- **INSTRUCTIONS TO FOLLOW**
Drop the pictures, then extract the listing word for word.
>> Start DATA TO USE
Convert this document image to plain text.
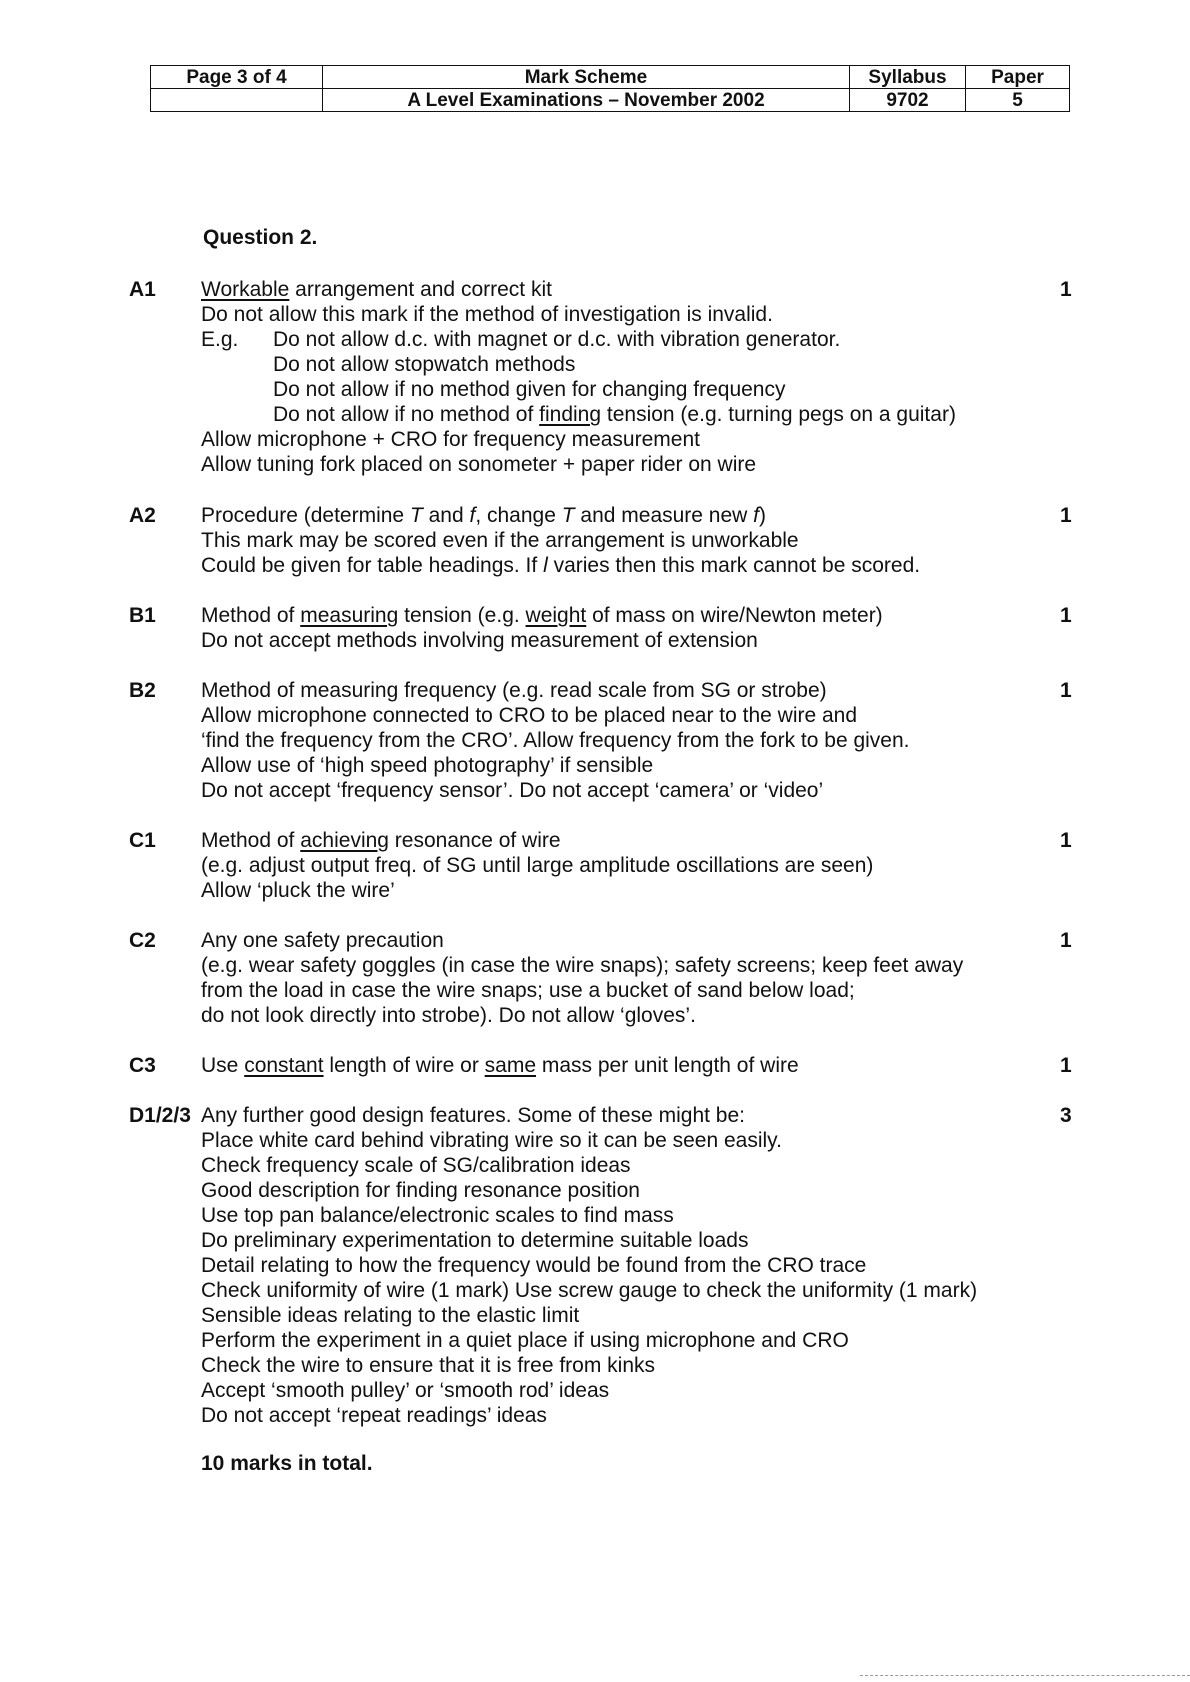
Page 3 of 4	Mark Scheme	Syllabus	Paper
	A Level Examinations – November 2002	9702	5
Question 2.
A1 Workable arrangement and correct kit
Do not allow this mark if the method of investigation is invalid.
E.g. Do not allow d.c. with magnet or d.c. with vibration generator.
Do not allow stopwatch methods
Do not allow if no method given for changing frequency
Do not allow if no method of finding tension (e.g. turning pegs on a guitar)
Allow microphone + CRO for frequency measurement
Allow tuning fork placed on sonometer + paper rider on wire
1
A2 Procedure (determine T and f, change T and measure new f)
This mark may be scored even if the arrangement is unworkable
Could be given for table headings. If l varies then this mark cannot be scored.
1
B1 Method of measuring tension (e.g. weight of mass on wire/Newton meter)
Do not accept methods involving measurement of extension
1
B2 Method of measuring frequency (e.g. read scale from SG or strobe)
Allow microphone connected to CRO to be placed near to the wire and
‘find the frequency from the CRO’. Allow frequency from the fork to be given.
Allow use of ‘high speed photography’ if sensible
Do not accept ‘frequency sensor’. Do not accept ‘camera’ or ‘video’
1
C1 Method of achieving resonance of wire
(e.g. adjust output freq. of SG until large amplitude oscillations are seen)
Allow ‘pluck the wire’
1
C2 Any one safety precaution
(e.g. wear safety goggles (in case the wire snaps); safety screens; keep feet away
from the load in case the wire snaps; use a bucket of sand below load;
do not look directly into strobe). Do not allow ‘gloves’.
1
C3 Use constant length of wire or same mass per unit length of wire	1
D1/2/3 Any further good design features. Some of these might be:
Place white card behind vibrating wire so it can be seen easily.
Check frequency scale of SG/calibration ideas
Good description for finding resonance position
Use top pan balance/electronic scales to find mass
Do preliminary experimentation to determine suitable loads
Detail relating to how the frequency would be found from the CRO trace
Check uniformity of wire (1 mark) Use screw gauge to check the uniformity (1 mark)
Sensible ideas relating to the elastic limit
Perform the experiment in a quiet place if using microphone and CRO
Check the wire to ensure that it is free from kinks
Accept ‘smooth pulley’ or ‘smooth rod’ ideas
Do not accept ‘repeat readings’ ideas
3
10 marks in total.
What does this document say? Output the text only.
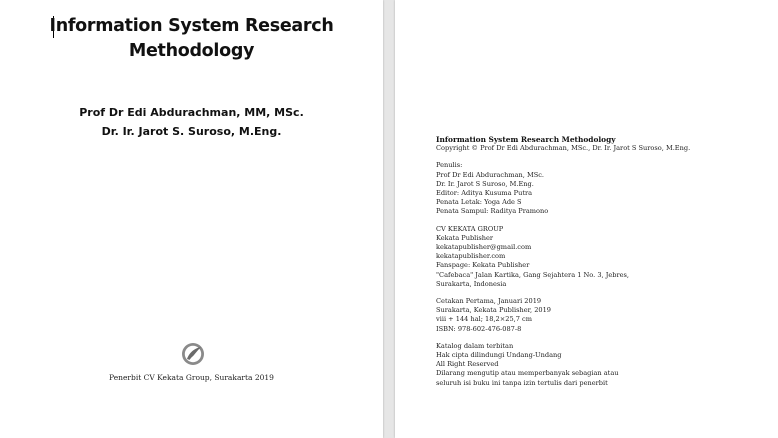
Information System Research
Methodology
Prof Dr Edi Abdurachman, MM, MSc.
Dr. Ir. Jarot S. Suroso, M.Eng.
Penerbit CV Kekata Group, Surakarta 2019
Information System Research Methodology
Copyright © Prof Dr Edi Abdurachman, MSc., Dr. Ir. Jarot S Suroso, M.Eng.
Penulis:
Prof Dr Edi Abdurachman, MSc.
Dr. Ir. Jarot S Suroso, M.Eng.
Editor: Aditya Kusuma Putra
Penata Letak: Yoga Ade S
Penata Sampul: Raditya Pramono
CV KEKATA GROUP
Kekata Publisher
kekatapublisher@gmail.com
kekatapublisher.com
Fanspage: Kekata Publisher
"Cafebaca" Jalan Kartika, Gang Sejahtera 1 No. 3, Jebres,
Surakarta, Indonesia
Cetakan Pertama, Januari 2019
Surakarta, Kekata Publisher, 2019
viii + 144 hal; 18,2×25,7 cm
ISBN: 978-602-476-087-8
Katalog dalam terbitan
Hak cipta dilindungi Undang-Undang
All Right Reserved
Dilarang mengutip atau memperbanyak sebagian atau
seluruh isi buku ini tanpa izin tertulis dari penerbit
>> End DATA TO USE
- **OUTPUT**
Convert this document image to plain text.
Page 3 of 4	Mark Scheme	Syllabus	Paper
	A Level Examinations – November 2002	9702	5
Question 2.
A1 Workable arrangement and correct kit
Do not allow this mark if the method of investigation is invalid.
E.g. Do not allow d.c. with magnet or d.c. with vibration generator.
Do not allow stopwatch methods
Do not allow if no method given for changing frequency
Do not allow if no method of finding tension (e.g. turning pegs on a guitar)
Allow microphone + CRO for frequency measurement
Allow tuning fork placed on sonometer + paper rider on wire
1
A2 Procedure (determine T and f, change T and measure new f)
This mark may be scored even if the arrangement is unworkable
Could be given for table headings. If l varies then this mark cannot be scored.
1
B1 Method of measuring tension (e.g. weight of mass on wire/Newton meter)
Do not accept methods involving measurement of extension
1
B2 Method of measuring frequency (e.g. read scale from SG or strobe)
Allow microphone connected to CRO to be placed near to the wire and
‘find the frequency from the CRO’. Allow frequency from the fork to be given.
Allow use of ‘high speed photography’ if sensible
Do not accept ‘frequency sensor’. Do not accept ‘camera’ or ‘video’
1
C1 Method of achieving resonance of wire
(e.g. adjust output freq. of SG until large amplitude oscillations are seen)
Allow ‘pluck the wire’
1
C2 Any one safety precaution
(e.g. wear safety goggles (in case the wire snaps); safety screens; keep feet away
from the load in case the wire snaps; use a bucket of sand below load;
do not look directly into strobe). Do not allow ‘gloves’.
1
C3 Use constant length of wire or same mass per unit length of wire	1
D1/2/3 Any further good design features. Some of these might be:
Place white card behind vibrating wire so it can be seen easily.
Check frequency scale of SG/calibration ideas
Good description for finding resonance position
Use top pan balance/electronic scales to find mass
Do preliminary experimentation to determine suitable loads
Detail relating to how the frequency would be found from the CRO trace
Check uniformity of wire (1 mark) Use screw gauge to check the uniformity (1 mark)
Sensible ideas relating to the elastic limit
Perform the experiment in a quiet place if using microphone and CRO
Check the wire to ensure that it is free from kinks
Accept ‘smooth pulley’ or ‘smooth rod’ ideas
Do not accept ‘repeat readings’ ideas
3
10 marks in total.
What does this document say? Output the text only.
Information System Research
Methodology
Prof Dr Edi Abdurachman, MM, MSc.
Dr. Ir. Jarot S. Suroso, M.Eng.
Penerbit CV Kekata Group, Surakarta 2019
Information System Research Methodology
Copyright © Prof Dr Edi Abdurachman, MSc., Dr. Ir. Jarot S Suroso, M.Eng.
Penulis:
Prof Dr Edi Abdurachman, MSc.
Dr. Ir. Jarot S Suroso, M.Eng.
Editor: Aditya Kusuma Putra
Penata Letak: Yoga Ade S
Penata Sampul: Raditya Pramono
CV KEKATA GROUP
Kekata Publisher
kekatapublisher@gmail.com
kekatapublisher.com
Fanspage: Kekata Publisher
"Cafebaca" Jalan Kartika, Gang Sejahtera 1 No. 3, Jebres,
Surakarta, Indonesia
Cetakan Pertama, Januari 2019
Surakarta, Kekata Publisher, 2019
viii + 144 hal; 18,2×25,7 cm
ISBN: 978-602-476-087-8
Katalog dalam terbitan
Hak cipta dilindungi Undang-Undang
All Right Reserved
Dilarang mengutip atau memperbanyak sebagian atau
seluruh isi buku ini tanpa izin tertulis dari penerbit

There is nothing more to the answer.